Provided text —
____
The American Diabetes Association just made itself a cautionary tale about what happens when you confuse a scientific conference with a politically protected zone.
Five leading scientists were escorted out of the ADA’s annual meeting in New Orleans on Friday. Their offense? Handing out copies of an editorial published in the ADA’s own journal, Diabetes Care, that sharply criticized the Trump administration’s ongoing attacks on scientific research.
Let that sink in for a moment.
The five included Steven Kahn, professor of medicine at the University of Washington and editor-in-chief of Diabetes Care, who co-authored the editorial. Also ousted: former ADA president Desmond Schatz from the University of Florida, Aaron Kelly from the University of Minnesota, Justin Ryder from Northwestern University, and Irl Hirsch from the University of Washington. All were handing out reprints outside a room where NIH director Jay Bhattacharya had been scheduled to speak. (Bhattacharya cancelled; another NIH official took his place.)
“They physically grabbed us, forced us out of the conference center, and now are telling us we can no longer attend this meeting,” Kelly told MedPage Today, which first reported the incident. “They’re taking our lanyards. It really has come to this in America. Censorship is real. America needs to stand up.”
The ADA claims the scientists violated the organization’s code of conduct, which prohibits “disorderly or disruptive conduct such as protesting.” But here’s where it gets awkward: the scientists weren’t screaming slogans or blocking hallways. They were quietly distributing reprints of an article published in the ADA’s own publication, at the ADA’s own conference. The videos posted by MedPage Today don’t show anything resembling disruption.
____
Data supplied —

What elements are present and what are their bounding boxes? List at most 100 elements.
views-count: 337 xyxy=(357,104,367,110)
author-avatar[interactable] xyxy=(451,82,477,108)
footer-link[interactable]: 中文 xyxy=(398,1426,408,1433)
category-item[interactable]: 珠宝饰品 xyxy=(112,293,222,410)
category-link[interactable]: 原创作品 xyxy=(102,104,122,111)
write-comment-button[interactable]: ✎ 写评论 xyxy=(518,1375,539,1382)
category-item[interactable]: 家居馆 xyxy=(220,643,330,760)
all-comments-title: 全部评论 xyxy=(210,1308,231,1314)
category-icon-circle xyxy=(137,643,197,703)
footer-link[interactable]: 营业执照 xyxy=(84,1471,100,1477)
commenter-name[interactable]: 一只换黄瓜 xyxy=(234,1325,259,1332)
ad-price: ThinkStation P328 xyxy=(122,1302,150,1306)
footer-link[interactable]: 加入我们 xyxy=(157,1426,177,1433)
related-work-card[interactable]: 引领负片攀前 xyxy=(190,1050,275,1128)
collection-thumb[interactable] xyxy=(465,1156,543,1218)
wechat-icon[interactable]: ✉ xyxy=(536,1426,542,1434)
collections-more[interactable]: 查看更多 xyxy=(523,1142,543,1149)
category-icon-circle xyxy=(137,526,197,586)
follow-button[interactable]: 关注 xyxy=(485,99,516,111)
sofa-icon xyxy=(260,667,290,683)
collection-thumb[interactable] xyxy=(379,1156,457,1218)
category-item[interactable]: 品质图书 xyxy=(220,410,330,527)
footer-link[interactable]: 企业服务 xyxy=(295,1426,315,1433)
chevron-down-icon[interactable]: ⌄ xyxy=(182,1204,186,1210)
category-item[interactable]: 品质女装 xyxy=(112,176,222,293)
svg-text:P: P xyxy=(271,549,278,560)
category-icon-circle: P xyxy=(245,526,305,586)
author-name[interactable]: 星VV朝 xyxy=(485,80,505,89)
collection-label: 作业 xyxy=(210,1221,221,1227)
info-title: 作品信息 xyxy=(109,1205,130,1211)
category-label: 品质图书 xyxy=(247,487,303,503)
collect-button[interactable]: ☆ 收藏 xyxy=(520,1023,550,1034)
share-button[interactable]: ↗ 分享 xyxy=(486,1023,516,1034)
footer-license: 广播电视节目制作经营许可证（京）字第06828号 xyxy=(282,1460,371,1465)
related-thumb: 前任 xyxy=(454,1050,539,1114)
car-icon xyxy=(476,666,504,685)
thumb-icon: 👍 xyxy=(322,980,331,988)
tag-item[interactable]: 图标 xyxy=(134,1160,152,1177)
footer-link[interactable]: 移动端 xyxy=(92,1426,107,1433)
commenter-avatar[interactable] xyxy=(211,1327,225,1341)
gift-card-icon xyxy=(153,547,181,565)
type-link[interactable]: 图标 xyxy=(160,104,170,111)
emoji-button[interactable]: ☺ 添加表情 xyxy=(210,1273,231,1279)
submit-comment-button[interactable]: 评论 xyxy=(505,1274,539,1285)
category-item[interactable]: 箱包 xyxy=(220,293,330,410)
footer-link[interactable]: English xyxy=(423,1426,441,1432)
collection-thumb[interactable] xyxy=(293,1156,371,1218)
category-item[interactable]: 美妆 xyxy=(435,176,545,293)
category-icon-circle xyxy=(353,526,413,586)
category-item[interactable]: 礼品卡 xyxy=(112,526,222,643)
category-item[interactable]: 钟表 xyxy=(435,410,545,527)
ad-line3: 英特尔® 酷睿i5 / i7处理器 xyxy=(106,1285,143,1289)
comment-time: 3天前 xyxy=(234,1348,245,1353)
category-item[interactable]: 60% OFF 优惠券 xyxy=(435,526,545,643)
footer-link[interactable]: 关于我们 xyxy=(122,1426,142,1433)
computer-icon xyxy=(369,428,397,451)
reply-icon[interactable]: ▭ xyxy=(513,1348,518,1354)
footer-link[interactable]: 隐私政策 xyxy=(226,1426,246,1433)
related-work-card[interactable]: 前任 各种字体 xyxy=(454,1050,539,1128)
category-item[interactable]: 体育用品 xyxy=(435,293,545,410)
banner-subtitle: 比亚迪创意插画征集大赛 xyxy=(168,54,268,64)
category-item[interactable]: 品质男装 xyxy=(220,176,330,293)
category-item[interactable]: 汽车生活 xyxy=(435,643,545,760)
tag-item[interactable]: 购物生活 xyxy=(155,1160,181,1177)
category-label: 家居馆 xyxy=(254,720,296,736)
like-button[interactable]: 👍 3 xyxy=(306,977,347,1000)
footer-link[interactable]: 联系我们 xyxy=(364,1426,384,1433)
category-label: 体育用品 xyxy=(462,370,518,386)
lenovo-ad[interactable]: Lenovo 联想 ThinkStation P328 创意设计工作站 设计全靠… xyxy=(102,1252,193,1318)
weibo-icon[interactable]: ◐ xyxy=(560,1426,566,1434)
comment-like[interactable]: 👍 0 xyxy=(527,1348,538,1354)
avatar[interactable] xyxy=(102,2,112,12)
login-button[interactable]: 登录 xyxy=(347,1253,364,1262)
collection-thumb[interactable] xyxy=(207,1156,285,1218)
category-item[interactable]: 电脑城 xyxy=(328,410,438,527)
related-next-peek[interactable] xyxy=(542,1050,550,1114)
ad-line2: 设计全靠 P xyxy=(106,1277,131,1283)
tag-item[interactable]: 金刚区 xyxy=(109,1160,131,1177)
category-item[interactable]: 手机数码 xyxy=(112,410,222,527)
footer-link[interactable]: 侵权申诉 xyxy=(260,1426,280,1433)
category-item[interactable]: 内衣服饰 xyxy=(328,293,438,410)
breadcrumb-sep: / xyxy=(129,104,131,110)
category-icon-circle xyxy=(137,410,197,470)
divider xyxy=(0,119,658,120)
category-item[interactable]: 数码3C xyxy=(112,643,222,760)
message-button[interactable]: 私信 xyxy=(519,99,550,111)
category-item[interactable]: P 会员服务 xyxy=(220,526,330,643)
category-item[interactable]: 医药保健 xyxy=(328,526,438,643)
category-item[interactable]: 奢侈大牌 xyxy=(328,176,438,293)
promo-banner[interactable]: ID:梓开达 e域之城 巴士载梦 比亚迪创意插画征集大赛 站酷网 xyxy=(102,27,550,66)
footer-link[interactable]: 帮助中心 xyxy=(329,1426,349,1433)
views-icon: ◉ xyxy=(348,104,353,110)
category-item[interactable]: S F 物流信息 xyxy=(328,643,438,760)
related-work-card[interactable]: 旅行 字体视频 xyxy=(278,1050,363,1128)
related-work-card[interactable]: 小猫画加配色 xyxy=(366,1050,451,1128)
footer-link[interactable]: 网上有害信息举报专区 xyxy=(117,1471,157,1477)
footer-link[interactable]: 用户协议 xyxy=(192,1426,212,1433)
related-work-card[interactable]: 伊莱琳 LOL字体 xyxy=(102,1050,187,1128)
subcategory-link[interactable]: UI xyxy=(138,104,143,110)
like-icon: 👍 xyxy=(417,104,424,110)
____
Required action —
In the article about the American Diabetes Association meeting, what were the five scientists distributing when they were escorted out?

Answer to this task —
Copies of an editorial from the ADA's journal Diabetes Care that sharply criticized the Trump administration's attacks on scientific research.